• DIRECTION: Go through the lines below and copy each one that holds the string "name".

• SUPPLIED DATA:
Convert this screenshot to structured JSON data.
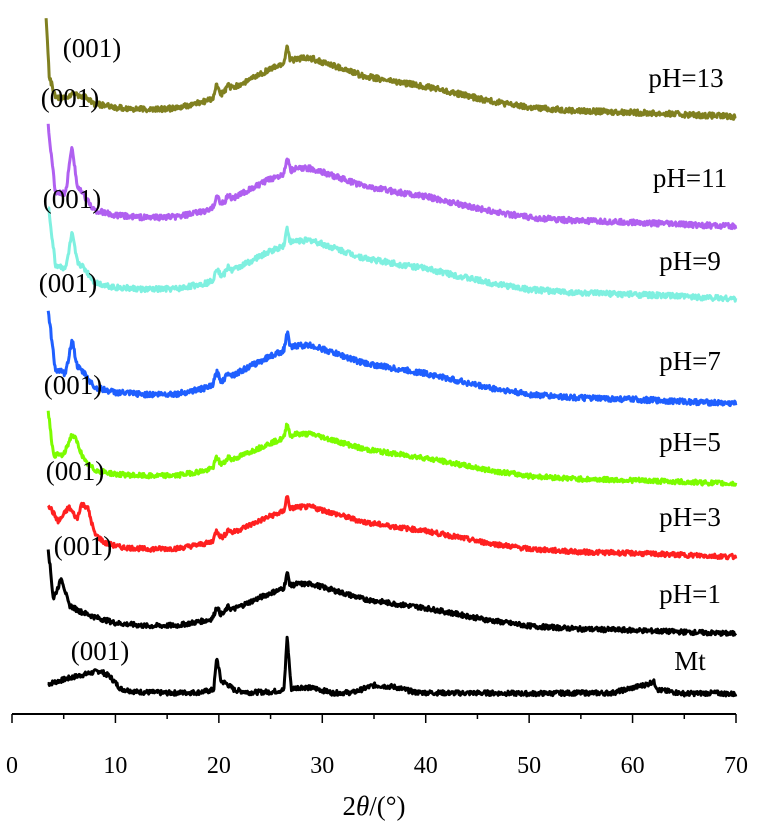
{
  "chart_data": {
    "type": "line",
    "title": "",
    "xlabel_prefix": "2",
    "xlabel_theta": "θ",
    "xlabel_suffix": "/(°)",
    "ylabel": "",
    "xlim": [
      0,
      70
    ],
    "xticks": [
      "0",
      "10",
      "20",
      "30",
      "40",
      "50",
      "60",
      "70"
    ],
    "grid": false,
    "peak_label": "(001)",
    "peaks": [
      {
        "pos": 19.8,
        "h": 0.6,
        "w": 0.25
      },
      {
        "pos": 20.9,
        "h": 0.3,
        "w": 0.25
      },
      {
        "pos": 26.6,
        "h": 0.9,
        "w": 0.2
      }
    ],
    "series": [
      {
        "name": "Mt",
        "color": "#000000",
        "x": [
          3.5,
          4.5,
          6,
          7.5,
          8.5,
          9.5,
          10.5,
          12,
          15,
          18,
          19.5,
          19.8,
          20.2,
          20.8,
          21.5,
          23,
          25,
          26.3,
          26.6,
          27,
          28,
          29.5,
          31,
          33,
          35,
          37,
          39,
          42,
          46,
          50,
          54,
          58,
          61.5,
          62,
          62.5,
          65,
          68,
          70
        ],
        "y": [
          0.2,
          0.25,
          0.32,
          0.38,
          0.42,
          0.32,
          0.12,
          0.07,
          0.05,
          0.06,
          0.1,
          0.65,
          0.25,
          0.2,
          0.1,
          0.06,
          0.07,
          0.1,
          1.0,
          0.12,
          0.15,
          0.12,
          0.05,
          0.06,
          0.18,
          0.15,
          0.06,
          0.05,
          0.05,
          0.04,
          0.05,
          0.05,
          0.2,
          0.25,
          0.1,
          0.04,
          0.05,
          0.03
        ]
      },
      {
        "name": "pH=1",
        "color": "#000000",
        "x": [
          3.5,
          4.0,
          4.8,
          5.5,
          6.5,
          8,
          10,
          13,
          16,
          19,
          21,
          23,
          25,
          27.5,
          29,
          31,
          34,
          37,
          40,
          43,
          46,
          50,
          55,
          60,
          65,
          70
        ],
        "y": [
          1.45,
          0.6,
          0.95,
          0.5,
          0.4,
          0.3,
          0.2,
          0.15,
          0.16,
          0.25,
          0.4,
          0.55,
          0.7,
          0.85,
          0.85,
          0.75,
          0.6,
          0.52,
          0.45,
          0.35,
          0.25,
          0.15,
          0.1,
          0.08,
          0.05,
          0.02
        ]
      },
      {
        "name": "pH=3",
        "color": "#ff2020",
        "x": [
          3.5,
          4.5,
          5.5,
          6.3,
          6.7,
          7.3,
          8,
          9,
          10.5,
          13,
          16,
          19,
          21,
          23,
          25,
          27.5,
          29,
          31,
          34,
          37,
          40,
          43,
          46,
          50,
          55,
          60,
          65,
          70
        ],
        "y": [
          0.9,
          0.6,
          0.85,
          0.65,
          0.9,
          0.85,
          0.4,
          0.25,
          0.18,
          0.15,
          0.16,
          0.25,
          0.4,
          0.55,
          0.7,
          0.85,
          0.85,
          0.75,
          0.6,
          0.52,
          0.45,
          0.35,
          0.25,
          0.15,
          0.1,
          0.08,
          0.05,
          0.02
        ]
      },
      {
        "name": "pH=5",
        "color": "#7cfc00",
        "x": [
          3.5,
          4.0,
          5.0,
          5.8,
          6.2,
          7.0,
          8,
          10,
          13,
          16,
          19,
          21,
          23,
          25,
          27.5,
          29,
          31,
          34,
          37,
          40,
          43,
          46,
          50,
          55,
          60,
          65,
          70
        ],
        "y": [
          1.25,
          0.5,
          0.5,
          0.85,
          0.75,
          0.4,
          0.25,
          0.18,
          0.15,
          0.16,
          0.25,
          0.4,
          0.55,
          0.7,
          0.85,
          0.85,
          0.75,
          0.6,
          0.52,
          0.45,
          0.35,
          0.25,
          0.15,
          0.1,
          0.08,
          0.05,
          0.02
        ]
      },
      {
        "name": "pH=7",
        "color": "#1f5fff",
        "x": [
          3.5,
          4.2,
          5.2,
          5.8,
          6.3,
          7.0,
          8,
          10,
          13,
          16,
          19,
          21,
          23,
          25,
          27.5,
          29,
          31,
          34,
          37,
          40,
          43,
          46,
          50,
          55,
          60,
          65,
          70
        ],
        "y": [
          1.35,
          0.5,
          0.45,
          0.95,
          0.55,
          0.45,
          0.25,
          0.18,
          0.15,
          0.16,
          0.25,
          0.4,
          0.55,
          0.7,
          0.85,
          0.85,
          0.75,
          0.6,
          0.52,
          0.45,
          0.35,
          0.25,
          0.15,
          0.1,
          0.08,
          0.05,
          0.02
        ]
      },
      {
        "name": "pH=9",
        "color": "#7ff0e0",
        "x": [
          3.5,
          4.2,
          5.2,
          5.8,
          6.3,
          7.0,
          8,
          10,
          13,
          16,
          19,
          21,
          23,
          25,
          27.5,
          29,
          31,
          34,
          37,
          40,
          43,
          46,
          50,
          55,
          60,
          65,
          70
        ],
        "y": [
          1.35,
          0.5,
          0.45,
          0.95,
          0.55,
          0.45,
          0.25,
          0.18,
          0.15,
          0.16,
          0.25,
          0.4,
          0.55,
          0.7,
          0.85,
          0.85,
          0.75,
          0.6,
          0.52,
          0.45,
          0.35,
          0.25,
          0.15,
          0.1,
          0.08,
          0.05,
          0.02
        ]
      },
      {
        "name": "pH=11",
        "color": "#b060f0",
        "x": [
          3.5,
          4.2,
          5.2,
          5.8,
          6.3,
          7.0,
          8,
          10,
          13,
          16,
          19,
          21,
          23,
          25,
          27.5,
          29,
          31,
          34,
          37,
          40,
          43,
          46,
          50,
          55,
          60,
          65,
          70
        ],
        "y": [
          1.45,
          0.5,
          0.5,
          1.2,
          0.6,
          0.45,
          0.25,
          0.18,
          0.15,
          0.16,
          0.25,
          0.4,
          0.55,
          0.7,
          0.85,
          0.85,
          0.75,
          0.6,
          0.52,
          0.45,
          0.35,
          0.25,
          0.15,
          0.1,
          0.08,
          0.05,
          0.02
        ]
      },
      {
        "name": "pH=13",
        "color": "#808020",
        "x": [
          3.3,
          3.6,
          4.2,
          5.0,
          6.0,
          7.0,
          8,
          10,
          13,
          16,
          19,
          21,
          23,
          25,
          27.5,
          29,
          31,
          34,
          37,
          40,
          43,
          46,
          50,
          55,
          60,
          65,
          70
        ],
        "y": [
          1.45,
          0.6,
          0.3,
          0.28,
          0.35,
          0.3,
          0.2,
          0.15,
          0.12,
          0.14,
          0.25,
          0.4,
          0.55,
          0.7,
          0.85,
          0.85,
          0.75,
          0.6,
          0.52,
          0.45,
          0.35,
          0.25,
          0.15,
          0.1,
          0.08,
          0.05,
          0.02
        ]
      }
    ]
  }
}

• CORRECT ANSWER:
        "name": "Mt",
        "name": "pH=1",
        "name": "pH=3",
        "name": "pH=5",
        "name": "pH=7",
        "name": "pH=9",
        "name": "pH=11",
        "name": "pH=13",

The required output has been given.